┌──

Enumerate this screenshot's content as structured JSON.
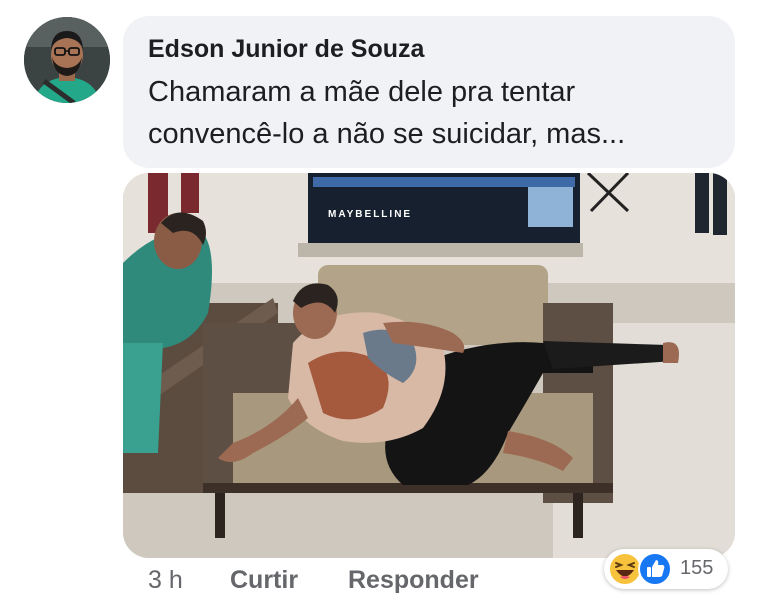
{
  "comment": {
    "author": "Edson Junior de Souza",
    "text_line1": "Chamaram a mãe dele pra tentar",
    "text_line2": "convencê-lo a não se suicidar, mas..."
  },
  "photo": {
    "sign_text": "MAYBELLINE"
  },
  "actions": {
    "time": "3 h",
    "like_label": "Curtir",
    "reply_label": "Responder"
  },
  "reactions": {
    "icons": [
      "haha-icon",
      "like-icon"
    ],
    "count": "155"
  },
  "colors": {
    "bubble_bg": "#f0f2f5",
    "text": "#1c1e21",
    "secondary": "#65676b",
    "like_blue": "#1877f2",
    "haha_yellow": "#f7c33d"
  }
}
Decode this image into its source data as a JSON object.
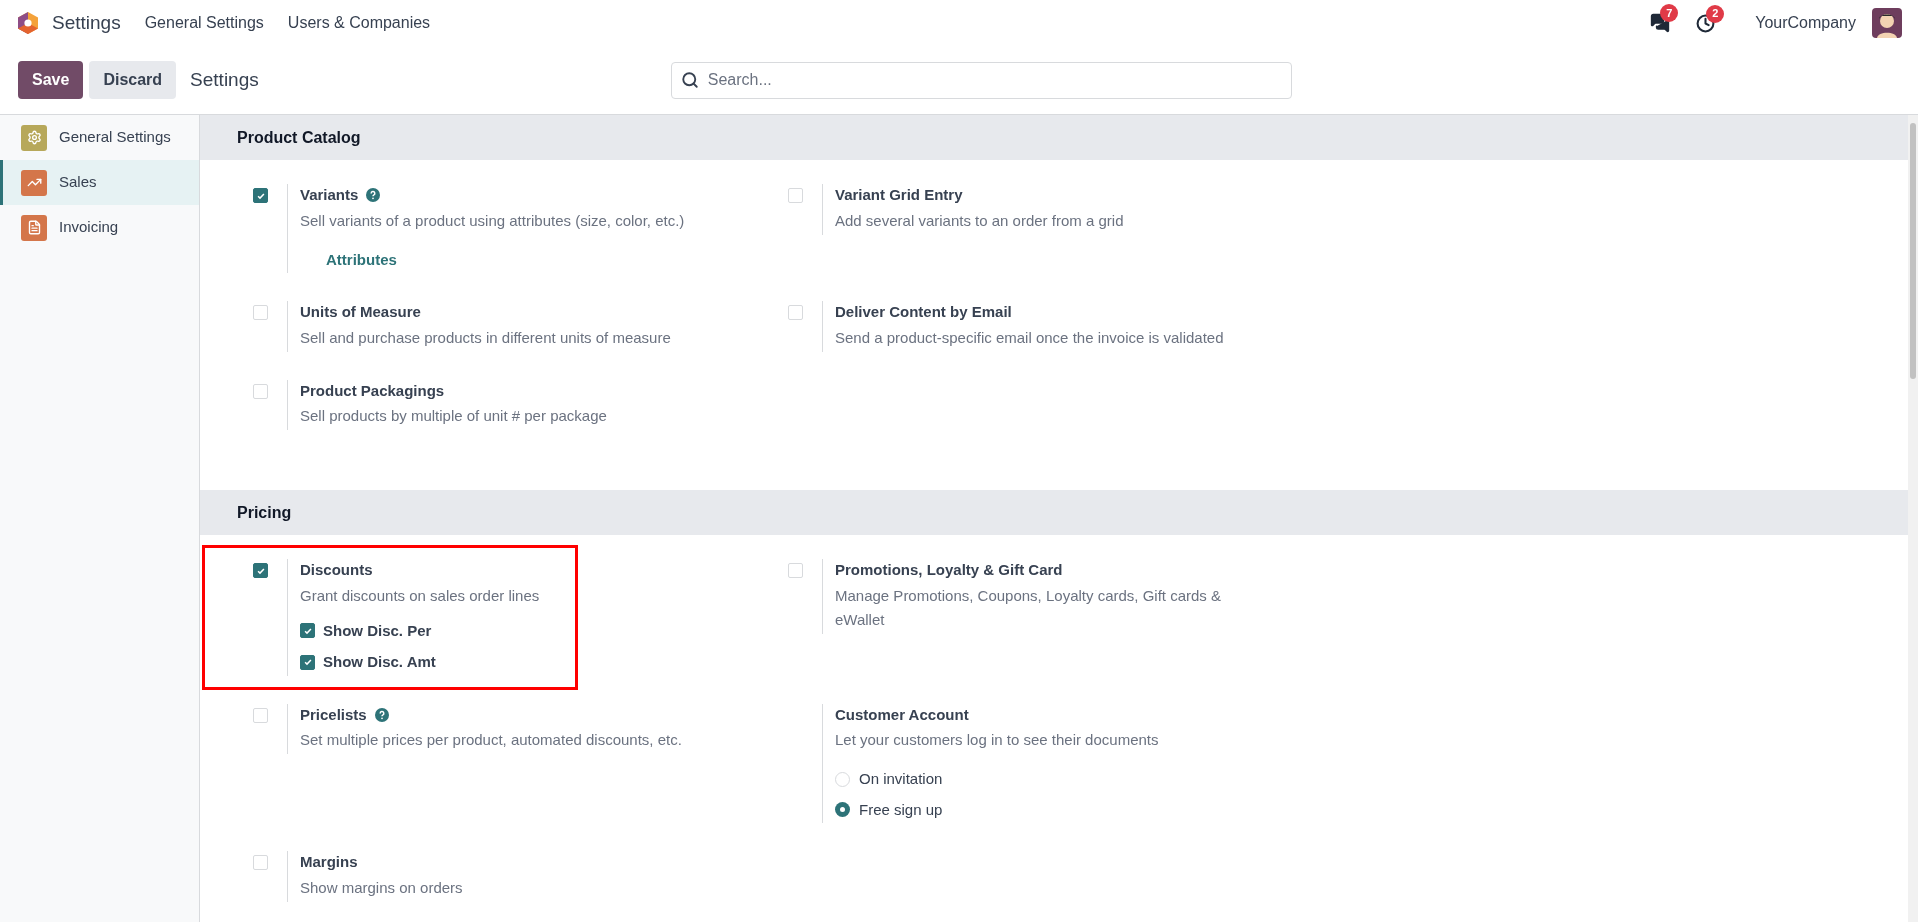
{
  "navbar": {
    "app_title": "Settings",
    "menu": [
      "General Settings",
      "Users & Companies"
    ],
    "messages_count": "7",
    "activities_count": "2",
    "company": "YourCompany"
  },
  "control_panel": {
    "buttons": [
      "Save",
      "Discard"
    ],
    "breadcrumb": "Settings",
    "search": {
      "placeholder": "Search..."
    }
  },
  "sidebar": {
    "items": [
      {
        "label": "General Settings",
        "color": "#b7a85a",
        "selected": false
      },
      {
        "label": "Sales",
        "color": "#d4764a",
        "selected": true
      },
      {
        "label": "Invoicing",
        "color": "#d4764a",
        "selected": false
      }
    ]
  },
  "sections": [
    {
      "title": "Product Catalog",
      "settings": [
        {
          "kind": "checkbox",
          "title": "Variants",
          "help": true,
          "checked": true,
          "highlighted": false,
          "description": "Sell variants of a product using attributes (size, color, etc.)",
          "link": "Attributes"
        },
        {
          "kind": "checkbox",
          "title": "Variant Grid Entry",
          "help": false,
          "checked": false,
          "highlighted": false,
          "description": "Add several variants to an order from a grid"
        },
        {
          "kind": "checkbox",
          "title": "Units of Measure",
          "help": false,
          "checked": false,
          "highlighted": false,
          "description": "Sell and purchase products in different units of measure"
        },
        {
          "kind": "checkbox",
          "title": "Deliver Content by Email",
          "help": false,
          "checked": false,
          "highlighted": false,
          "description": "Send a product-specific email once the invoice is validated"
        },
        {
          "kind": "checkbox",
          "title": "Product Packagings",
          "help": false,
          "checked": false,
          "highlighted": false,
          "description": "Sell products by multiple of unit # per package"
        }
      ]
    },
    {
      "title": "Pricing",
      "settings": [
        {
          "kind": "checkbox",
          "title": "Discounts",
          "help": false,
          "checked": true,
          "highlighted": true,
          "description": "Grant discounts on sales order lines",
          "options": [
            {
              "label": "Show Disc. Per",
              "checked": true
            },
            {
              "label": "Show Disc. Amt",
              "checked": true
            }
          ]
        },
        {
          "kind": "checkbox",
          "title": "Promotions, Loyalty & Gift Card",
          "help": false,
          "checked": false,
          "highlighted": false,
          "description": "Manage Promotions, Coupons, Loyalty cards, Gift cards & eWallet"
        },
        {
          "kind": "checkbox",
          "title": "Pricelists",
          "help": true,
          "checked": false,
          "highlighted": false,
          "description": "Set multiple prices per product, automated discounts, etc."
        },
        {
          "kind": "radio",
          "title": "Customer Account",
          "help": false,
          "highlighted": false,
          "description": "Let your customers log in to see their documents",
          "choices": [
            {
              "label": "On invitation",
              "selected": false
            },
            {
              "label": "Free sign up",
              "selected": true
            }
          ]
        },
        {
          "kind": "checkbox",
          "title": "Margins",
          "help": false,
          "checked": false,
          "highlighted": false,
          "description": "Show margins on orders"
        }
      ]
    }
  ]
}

└──
┌──

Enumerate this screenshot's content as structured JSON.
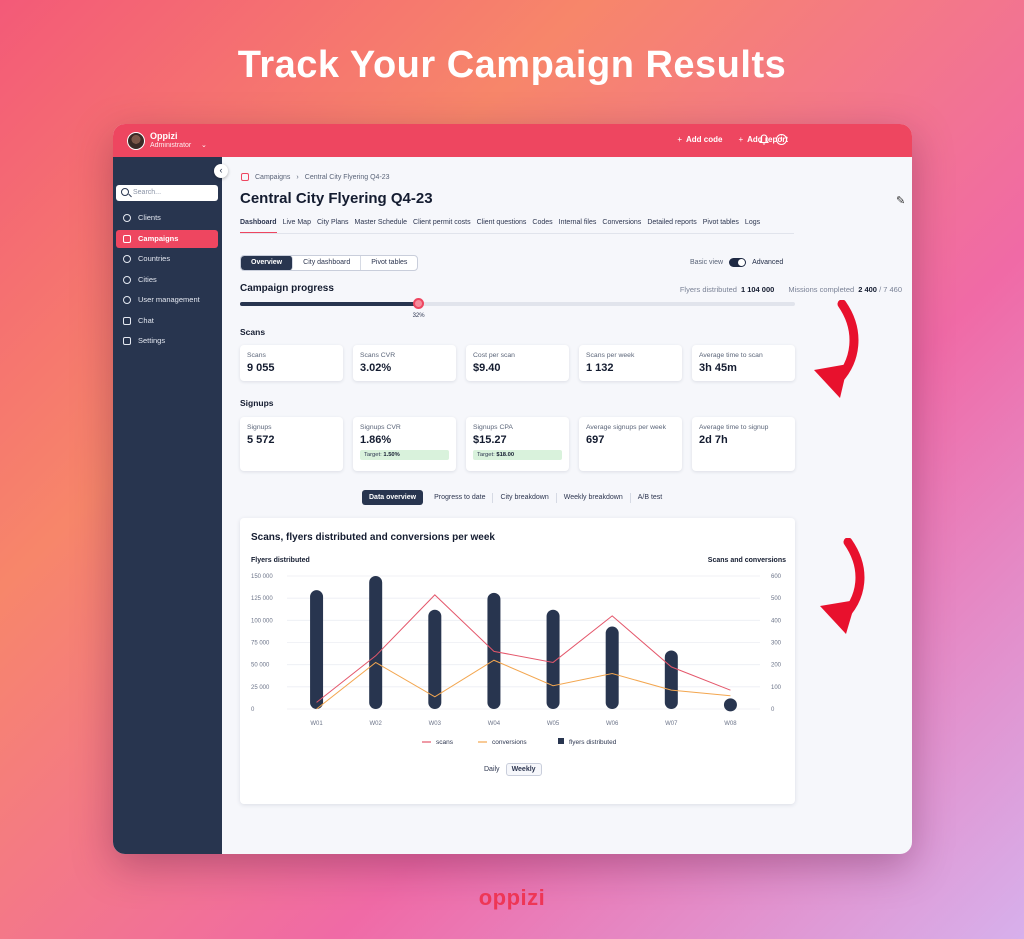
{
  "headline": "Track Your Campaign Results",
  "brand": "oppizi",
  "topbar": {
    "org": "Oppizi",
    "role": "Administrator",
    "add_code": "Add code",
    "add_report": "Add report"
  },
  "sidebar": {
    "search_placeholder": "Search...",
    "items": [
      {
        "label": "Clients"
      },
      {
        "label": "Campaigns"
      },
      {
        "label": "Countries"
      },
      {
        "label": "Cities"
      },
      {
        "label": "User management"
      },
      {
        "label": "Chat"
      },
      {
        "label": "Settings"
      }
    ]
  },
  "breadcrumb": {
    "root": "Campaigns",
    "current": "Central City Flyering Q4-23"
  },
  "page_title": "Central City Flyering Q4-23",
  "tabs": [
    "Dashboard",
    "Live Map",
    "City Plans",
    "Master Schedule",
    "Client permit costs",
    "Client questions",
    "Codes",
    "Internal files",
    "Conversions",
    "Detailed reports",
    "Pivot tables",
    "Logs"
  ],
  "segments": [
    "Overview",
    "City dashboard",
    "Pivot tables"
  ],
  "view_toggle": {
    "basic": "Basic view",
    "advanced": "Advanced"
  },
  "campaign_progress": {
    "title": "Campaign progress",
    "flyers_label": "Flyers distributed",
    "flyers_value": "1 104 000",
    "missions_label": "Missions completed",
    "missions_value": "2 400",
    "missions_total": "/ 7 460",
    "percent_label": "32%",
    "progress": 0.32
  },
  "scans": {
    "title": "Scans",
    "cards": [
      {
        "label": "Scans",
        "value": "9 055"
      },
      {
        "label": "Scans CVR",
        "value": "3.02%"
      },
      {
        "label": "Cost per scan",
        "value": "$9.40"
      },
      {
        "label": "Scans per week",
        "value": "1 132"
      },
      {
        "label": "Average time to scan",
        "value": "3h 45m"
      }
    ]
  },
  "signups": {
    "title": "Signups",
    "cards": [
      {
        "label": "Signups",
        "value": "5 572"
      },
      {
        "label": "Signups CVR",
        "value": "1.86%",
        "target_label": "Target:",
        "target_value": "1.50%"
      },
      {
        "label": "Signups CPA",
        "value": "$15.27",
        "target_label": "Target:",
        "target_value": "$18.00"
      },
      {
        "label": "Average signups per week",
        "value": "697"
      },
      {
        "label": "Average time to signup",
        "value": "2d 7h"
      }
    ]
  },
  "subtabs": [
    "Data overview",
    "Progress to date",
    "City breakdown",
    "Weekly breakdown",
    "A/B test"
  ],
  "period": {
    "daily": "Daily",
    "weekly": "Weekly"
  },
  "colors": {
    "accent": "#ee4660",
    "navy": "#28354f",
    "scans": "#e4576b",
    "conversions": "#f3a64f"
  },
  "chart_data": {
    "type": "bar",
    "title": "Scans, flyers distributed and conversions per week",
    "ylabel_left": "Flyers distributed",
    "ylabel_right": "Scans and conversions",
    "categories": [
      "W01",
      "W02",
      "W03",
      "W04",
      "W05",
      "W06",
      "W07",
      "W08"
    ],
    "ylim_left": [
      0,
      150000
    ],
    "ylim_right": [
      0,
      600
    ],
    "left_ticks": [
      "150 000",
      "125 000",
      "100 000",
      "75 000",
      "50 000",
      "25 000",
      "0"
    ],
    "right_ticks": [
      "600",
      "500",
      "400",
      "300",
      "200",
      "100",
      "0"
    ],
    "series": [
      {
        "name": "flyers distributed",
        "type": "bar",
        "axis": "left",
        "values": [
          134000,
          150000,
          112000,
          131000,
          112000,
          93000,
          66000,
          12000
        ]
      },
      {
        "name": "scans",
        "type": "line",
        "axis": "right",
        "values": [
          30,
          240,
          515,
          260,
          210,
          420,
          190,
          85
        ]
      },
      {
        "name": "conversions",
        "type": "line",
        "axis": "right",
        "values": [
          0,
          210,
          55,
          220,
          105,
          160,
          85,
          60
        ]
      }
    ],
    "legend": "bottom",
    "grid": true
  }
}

└──

Set task – How many lines of these entries contain the string "name"? Reply with the number alone.

Problem solution – 3